(Exercise details) Scan each line of the records for the word "Carrington" and extract the ones that have it.
── Supplied entries ──
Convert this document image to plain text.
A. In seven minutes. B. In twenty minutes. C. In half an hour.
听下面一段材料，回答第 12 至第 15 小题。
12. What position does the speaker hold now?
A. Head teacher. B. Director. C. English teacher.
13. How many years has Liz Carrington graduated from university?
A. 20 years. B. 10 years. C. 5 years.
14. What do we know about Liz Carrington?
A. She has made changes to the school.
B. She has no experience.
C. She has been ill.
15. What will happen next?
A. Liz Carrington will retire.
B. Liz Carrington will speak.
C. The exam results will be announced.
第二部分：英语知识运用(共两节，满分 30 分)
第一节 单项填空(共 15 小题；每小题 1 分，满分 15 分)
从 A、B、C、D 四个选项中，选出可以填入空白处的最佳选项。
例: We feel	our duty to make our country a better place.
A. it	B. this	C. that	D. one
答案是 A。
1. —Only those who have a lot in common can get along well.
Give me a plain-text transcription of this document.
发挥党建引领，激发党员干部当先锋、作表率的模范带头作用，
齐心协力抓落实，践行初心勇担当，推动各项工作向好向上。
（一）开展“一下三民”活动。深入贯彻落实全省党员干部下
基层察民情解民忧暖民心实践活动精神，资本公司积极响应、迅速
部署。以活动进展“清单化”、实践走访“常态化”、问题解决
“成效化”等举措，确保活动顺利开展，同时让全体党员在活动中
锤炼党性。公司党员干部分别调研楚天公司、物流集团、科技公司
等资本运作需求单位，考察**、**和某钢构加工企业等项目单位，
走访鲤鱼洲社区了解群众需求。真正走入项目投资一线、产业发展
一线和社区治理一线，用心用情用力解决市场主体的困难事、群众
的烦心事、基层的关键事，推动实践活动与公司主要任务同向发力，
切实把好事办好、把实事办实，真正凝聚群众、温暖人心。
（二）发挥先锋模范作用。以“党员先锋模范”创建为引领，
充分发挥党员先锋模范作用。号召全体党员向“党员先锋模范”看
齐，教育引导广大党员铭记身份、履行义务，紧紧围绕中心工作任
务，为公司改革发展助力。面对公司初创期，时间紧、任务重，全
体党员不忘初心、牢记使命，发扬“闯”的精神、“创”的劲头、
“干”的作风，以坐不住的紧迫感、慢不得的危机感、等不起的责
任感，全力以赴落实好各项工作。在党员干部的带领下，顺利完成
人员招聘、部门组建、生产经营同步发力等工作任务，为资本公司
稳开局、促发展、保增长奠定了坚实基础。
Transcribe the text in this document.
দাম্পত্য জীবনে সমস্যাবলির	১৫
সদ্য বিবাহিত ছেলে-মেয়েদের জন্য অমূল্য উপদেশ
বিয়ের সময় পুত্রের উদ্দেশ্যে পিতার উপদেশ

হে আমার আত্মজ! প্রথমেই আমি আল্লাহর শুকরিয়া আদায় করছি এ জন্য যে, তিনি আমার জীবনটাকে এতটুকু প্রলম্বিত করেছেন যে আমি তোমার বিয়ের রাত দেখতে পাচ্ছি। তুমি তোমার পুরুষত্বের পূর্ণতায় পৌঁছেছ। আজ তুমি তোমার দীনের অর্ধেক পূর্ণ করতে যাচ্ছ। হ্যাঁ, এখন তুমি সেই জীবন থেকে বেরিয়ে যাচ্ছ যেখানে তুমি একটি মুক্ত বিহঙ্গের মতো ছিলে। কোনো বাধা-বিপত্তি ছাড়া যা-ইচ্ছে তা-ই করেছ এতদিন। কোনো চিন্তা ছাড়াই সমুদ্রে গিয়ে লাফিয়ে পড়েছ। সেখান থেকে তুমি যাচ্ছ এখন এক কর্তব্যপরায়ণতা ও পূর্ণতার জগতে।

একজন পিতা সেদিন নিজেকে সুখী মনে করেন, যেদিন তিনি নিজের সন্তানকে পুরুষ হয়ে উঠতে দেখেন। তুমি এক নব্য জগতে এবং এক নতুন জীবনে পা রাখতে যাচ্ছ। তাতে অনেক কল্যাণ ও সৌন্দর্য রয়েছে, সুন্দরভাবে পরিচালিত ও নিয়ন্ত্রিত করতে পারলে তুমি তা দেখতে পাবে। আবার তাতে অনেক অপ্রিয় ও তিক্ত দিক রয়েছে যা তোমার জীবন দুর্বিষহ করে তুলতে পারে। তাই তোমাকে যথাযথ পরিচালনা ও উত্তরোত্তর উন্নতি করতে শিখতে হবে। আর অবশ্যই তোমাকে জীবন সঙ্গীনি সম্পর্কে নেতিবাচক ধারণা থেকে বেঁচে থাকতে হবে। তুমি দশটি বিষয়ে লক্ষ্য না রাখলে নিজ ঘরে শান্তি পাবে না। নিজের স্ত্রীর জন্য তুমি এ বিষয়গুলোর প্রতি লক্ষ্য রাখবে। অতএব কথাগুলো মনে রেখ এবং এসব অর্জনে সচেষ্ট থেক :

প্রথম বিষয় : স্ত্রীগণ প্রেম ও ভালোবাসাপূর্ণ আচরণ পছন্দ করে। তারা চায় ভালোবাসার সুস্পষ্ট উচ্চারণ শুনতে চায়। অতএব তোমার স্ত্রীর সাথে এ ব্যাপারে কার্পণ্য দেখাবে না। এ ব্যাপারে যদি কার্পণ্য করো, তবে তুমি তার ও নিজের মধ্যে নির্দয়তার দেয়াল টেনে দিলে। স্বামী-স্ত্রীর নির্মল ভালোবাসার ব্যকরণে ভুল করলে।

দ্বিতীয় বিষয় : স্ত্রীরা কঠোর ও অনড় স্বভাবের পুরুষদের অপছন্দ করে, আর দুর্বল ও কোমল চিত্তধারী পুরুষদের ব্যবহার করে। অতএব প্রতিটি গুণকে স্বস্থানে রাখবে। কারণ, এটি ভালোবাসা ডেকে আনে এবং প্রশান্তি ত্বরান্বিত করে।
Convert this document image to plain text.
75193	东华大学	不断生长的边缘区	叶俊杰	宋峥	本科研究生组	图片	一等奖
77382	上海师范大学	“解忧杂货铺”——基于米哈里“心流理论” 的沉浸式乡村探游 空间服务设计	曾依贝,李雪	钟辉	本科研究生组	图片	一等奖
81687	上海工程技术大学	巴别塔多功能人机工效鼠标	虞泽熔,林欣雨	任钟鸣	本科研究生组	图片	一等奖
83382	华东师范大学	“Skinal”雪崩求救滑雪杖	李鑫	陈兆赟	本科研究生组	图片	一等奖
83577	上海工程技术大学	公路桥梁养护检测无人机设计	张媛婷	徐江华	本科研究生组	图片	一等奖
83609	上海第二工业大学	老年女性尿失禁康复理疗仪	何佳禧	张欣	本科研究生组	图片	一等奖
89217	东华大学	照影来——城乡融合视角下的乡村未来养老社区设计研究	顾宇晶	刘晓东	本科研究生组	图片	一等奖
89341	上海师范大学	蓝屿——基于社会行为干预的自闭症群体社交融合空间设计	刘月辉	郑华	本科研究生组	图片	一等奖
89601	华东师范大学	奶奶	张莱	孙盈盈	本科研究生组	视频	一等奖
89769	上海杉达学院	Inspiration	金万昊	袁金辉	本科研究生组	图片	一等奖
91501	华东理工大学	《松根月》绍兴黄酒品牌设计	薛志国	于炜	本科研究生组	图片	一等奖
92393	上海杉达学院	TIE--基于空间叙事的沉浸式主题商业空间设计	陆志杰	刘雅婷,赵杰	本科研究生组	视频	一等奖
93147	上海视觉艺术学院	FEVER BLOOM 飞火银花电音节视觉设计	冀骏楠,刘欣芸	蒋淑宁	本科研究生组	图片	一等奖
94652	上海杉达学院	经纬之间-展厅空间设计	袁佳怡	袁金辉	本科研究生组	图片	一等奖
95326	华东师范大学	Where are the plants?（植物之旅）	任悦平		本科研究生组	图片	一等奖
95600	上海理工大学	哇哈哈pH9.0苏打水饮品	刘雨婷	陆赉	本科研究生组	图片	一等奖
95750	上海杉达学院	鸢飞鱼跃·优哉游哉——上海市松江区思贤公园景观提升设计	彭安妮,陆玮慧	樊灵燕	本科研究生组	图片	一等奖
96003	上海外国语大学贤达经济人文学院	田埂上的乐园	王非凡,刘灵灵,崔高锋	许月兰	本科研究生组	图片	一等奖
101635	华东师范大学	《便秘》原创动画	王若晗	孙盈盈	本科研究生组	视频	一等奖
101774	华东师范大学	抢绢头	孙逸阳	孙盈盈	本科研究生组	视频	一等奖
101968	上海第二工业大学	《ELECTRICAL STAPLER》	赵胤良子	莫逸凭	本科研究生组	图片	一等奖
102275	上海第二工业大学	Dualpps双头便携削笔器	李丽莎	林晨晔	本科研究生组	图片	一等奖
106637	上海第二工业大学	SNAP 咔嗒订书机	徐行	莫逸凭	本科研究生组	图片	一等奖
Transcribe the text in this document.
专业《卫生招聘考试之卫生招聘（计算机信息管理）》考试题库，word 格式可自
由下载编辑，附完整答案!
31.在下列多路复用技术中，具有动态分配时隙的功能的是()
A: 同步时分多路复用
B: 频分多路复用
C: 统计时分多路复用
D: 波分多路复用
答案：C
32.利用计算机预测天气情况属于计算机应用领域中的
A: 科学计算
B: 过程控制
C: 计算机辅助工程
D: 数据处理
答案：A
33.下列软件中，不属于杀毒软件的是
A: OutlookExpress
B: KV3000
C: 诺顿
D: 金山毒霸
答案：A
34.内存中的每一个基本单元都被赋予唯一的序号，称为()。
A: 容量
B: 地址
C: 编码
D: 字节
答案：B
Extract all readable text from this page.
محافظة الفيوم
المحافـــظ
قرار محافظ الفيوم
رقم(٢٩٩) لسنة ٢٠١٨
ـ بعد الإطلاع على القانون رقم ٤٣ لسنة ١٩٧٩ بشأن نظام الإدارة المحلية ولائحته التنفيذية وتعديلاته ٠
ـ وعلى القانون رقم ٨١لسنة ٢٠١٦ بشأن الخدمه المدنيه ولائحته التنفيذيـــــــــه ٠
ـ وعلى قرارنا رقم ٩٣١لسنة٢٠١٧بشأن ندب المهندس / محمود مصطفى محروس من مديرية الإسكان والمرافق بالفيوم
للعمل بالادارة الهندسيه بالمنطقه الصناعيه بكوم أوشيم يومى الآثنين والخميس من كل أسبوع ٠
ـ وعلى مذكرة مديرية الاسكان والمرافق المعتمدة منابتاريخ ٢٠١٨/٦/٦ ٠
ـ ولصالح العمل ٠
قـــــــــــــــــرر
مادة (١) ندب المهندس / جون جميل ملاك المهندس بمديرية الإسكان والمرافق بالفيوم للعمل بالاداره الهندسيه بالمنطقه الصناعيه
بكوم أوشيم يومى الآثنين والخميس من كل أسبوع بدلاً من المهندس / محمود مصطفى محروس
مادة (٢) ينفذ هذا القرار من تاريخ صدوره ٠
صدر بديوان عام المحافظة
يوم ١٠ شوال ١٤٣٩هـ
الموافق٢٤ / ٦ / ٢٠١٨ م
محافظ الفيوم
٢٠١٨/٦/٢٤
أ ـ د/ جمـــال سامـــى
───
(Answer to this exercise)
13. How many years has Liz Carrington graduated from university?
14. What do we know about Liz Carrington?
A. Liz Carrington will retire.
B. Liz Carrington will speak.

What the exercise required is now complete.